§ **YOUR GOAL**: Please reproduce all of the lines below, putting "y-axis-tick" wherever "y-tick-label" occurs and leaving everything else unchanged.

§ **DATA RECORDS**:
==*==

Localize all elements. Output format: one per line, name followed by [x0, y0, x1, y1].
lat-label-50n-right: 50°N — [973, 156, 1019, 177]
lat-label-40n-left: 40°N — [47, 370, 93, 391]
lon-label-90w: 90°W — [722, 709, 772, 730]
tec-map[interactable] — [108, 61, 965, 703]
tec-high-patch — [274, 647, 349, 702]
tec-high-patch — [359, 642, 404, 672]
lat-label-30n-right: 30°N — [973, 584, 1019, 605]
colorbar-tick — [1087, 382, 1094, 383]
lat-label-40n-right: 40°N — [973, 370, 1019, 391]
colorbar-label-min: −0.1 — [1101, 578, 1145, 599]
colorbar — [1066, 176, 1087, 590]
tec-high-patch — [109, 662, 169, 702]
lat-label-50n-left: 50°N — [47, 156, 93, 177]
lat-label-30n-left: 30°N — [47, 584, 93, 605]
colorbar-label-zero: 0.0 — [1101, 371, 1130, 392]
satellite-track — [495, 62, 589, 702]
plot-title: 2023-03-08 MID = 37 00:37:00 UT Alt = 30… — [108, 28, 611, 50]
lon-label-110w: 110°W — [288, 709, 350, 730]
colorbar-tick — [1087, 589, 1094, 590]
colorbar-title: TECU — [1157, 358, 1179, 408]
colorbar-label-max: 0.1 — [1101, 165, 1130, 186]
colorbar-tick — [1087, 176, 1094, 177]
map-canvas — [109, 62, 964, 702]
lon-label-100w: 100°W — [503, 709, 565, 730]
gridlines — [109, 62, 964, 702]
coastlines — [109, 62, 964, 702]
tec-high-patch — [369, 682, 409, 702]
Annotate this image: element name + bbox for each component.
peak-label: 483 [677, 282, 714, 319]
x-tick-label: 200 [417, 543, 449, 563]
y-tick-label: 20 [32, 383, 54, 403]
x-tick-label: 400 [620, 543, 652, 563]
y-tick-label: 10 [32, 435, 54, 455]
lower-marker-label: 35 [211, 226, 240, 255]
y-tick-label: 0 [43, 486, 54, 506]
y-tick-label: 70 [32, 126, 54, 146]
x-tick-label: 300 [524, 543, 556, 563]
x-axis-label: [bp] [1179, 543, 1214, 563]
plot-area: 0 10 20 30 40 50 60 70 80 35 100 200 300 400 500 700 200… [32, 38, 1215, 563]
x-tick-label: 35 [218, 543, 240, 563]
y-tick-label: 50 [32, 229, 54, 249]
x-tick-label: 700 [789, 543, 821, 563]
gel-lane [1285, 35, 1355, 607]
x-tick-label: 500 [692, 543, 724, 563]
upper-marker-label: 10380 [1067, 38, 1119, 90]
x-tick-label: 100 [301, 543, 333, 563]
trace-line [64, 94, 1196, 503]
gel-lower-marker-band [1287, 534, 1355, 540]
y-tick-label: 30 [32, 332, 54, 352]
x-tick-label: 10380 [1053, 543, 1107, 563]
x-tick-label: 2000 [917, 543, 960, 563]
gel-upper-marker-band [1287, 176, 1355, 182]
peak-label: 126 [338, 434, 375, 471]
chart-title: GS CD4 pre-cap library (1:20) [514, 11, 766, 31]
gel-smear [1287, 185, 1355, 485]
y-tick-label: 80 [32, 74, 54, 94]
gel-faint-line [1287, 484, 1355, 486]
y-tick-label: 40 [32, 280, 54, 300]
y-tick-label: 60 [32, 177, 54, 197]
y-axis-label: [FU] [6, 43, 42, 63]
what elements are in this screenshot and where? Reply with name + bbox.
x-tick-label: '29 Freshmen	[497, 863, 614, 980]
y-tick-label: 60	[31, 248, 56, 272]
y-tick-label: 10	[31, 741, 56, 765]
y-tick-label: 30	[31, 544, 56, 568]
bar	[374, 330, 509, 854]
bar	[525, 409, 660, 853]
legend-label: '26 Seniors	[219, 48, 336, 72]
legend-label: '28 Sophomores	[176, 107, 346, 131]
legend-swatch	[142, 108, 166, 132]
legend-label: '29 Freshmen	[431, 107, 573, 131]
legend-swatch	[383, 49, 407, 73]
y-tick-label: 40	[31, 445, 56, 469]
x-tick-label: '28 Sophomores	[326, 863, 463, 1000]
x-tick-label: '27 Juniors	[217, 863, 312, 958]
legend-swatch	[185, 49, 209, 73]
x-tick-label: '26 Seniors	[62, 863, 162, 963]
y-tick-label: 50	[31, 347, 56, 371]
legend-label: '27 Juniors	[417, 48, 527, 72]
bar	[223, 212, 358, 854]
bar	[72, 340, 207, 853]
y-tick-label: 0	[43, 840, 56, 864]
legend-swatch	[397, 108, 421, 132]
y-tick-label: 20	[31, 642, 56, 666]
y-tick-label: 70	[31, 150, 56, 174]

==*==

§ **FINAL RESULT**:
Localize all elements. Output format: one per line, name followed by [x0, y0, x1, y1].
lat-label-50n-right: 50°N — [973, 156, 1019, 177]
lat-label-40n-left: 40°N — [47, 370, 93, 391]
lon-label-90w: 90°W — [722, 709, 772, 730]
tec-map[interactable] — [108, 61, 965, 703]
tec-high-patch — [274, 647, 349, 702]
tec-high-patch — [359, 642, 404, 672]
lat-label-30n-right: 30°N — [973, 584, 1019, 605]
colorbar-tick — [1087, 382, 1094, 383]
lat-label-40n-right: 40°N — [973, 370, 1019, 391]
colorbar-label-min: −0.1 — [1101, 578, 1145, 599]
colorbar — [1066, 176, 1087, 590]
tec-high-patch — [109, 662, 169, 702]
lat-label-50n-left: 50°N — [47, 156, 93, 177]
lat-label-30n-left: 30°N — [47, 584, 93, 605]
colorbar-label-zero: 0.0 — [1101, 371, 1130, 392]
satellite-track — [495, 62, 589, 702]
plot-title: 2023-03-08 MID = 37 00:37:00 UT Alt = 30… — [108, 28, 611, 50]
lon-label-110w: 110°W — [288, 709, 350, 730]
colorbar-tick — [1087, 589, 1094, 590]
colorbar-title: TECU — [1157, 358, 1179, 408]
colorbar-label-max: 0.1 — [1101, 165, 1130, 186]
colorbar-tick — [1087, 176, 1094, 177]
map-canvas — [109, 62, 964, 702]
lon-label-100w: 100°W — [503, 709, 565, 730]
gridlines — [109, 62, 964, 702]
coastlines — [109, 62, 964, 702]
tec-high-patch — [369, 682, 409, 702]
Annotate this image: element name + bbox for each component.
peak-label: 483 [677, 282, 714, 319]
x-tick-label: 200 [417, 543, 449, 563]
y-axis-tick: 20 [32, 383, 54, 403]
x-tick-label: 400 [620, 543, 652, 563]
y-axis-tick: 10 [32, 435, 54, 455]
lower-marker-label: 35 [211, 226, 240, 255]
y-axis-tick: 0 [43, 486, 54, 506]
y-axis-tick: 70 [32, 126, 54, 146]
x-tick-label: 300 [524, 543, 556, 563]
x-axis-label: [bp] [1179, 543, 1214, 563]
plot-area: 0 10 20 30 40 50 60 70 80 35 100 200 300 400 500 700 200… [32, 38, 1215, 563]
x-tick-label: 35 [218, 543, 240, 563]
y-axis-tick: 50 [32, 229, 54, 249]
x-tick-label: 700 [789, 543, 821, 563]
gel-lane [1285, 35, 1355, 607]
x-tick-label: 500 [692, 543, 724, 563]
upper-marker-label: 10380 [1067, 38, 1119, 90]
x-tick-label: 100 [301, 543, 333, 563]
trace-line [64, 94, 1196, 503]
gel-lower-marker-band [1287, 534, 1355, 540]
y-axis-tick: 30 [32, 332, 54, 352]
x-tick-label: 10380 [1053, 543, 1107, 563]
x-tick-label: 2000 [917, 543, 960, 563]
gel-upper-marker-band [1287, 176, 1355, 182]
peak-label: 126 [338, 434, 375, 471]
chart-title: GS CD4 pre-cap library (1:20) [514, 11, 766, 31]
gel-smear [1287, 185, 1355, 485]
y-axis-tick: 80 [32, 74, 54, 94]
gel-faint-line [1287, 484, 1355, 486]
y-axis-tick: 40 [32, 280, 54, 300]
y-axis-tick: 60 [32, 177, 54, 197]
y-axis-label: [FU] [6, 43, 42, 63]
what elements are in this screenshot and where? Reply with name + bbox.
x-tick-label: '29 Freshmen	[497, 863, 614, 980]
y-axis-tick: 60	[31, 248, 56, 272]
y-axis-tick: 10	[31, 741, 56, 765]
y-axis-tick: 30	[31, 544, 56, 568]
bar	[374, 330, 509, 854]
bar	[525, 409, 660, 853]
legend-label: '26 Seniors	[219, 48, 336, 72]
legend-label: '28 Sophomores	[176, 107, 346, 131]
legend-swatch	[142, 108, 166, 132]
legend-label: '29 Freshmen	[431, 107, 573, 131]
legend-swatch	[383, 49, 407, 73]
y-axis-tick: 40	[31, 445, 56, 469]
x-tick-label: '28 Sophomores	[326, 863, 463, 1000]
x-tick-label: '27 Juniors	[217, 863, 312, 958]
legend-swatch	[185, 49, 209, 73]
x-tick-label: '26 Seniors	[62, 863, 162, 963]
y-axis-tick: 50	[31, 347, 56, 371]
legend-label: '27 Juniors	[417, 48, 527, 72]
bar	[223, 212, 358, 854]
bar	[72, 340, 207, 853]
y-axis-tick: 0	[43, 840, 56, 864]
legend-swatch	[397, 108, 421, 132]
y-axis-tick: 20	[31, 642, 56, 666]
y-axis-tick: 70	[31, 150, 56, 174]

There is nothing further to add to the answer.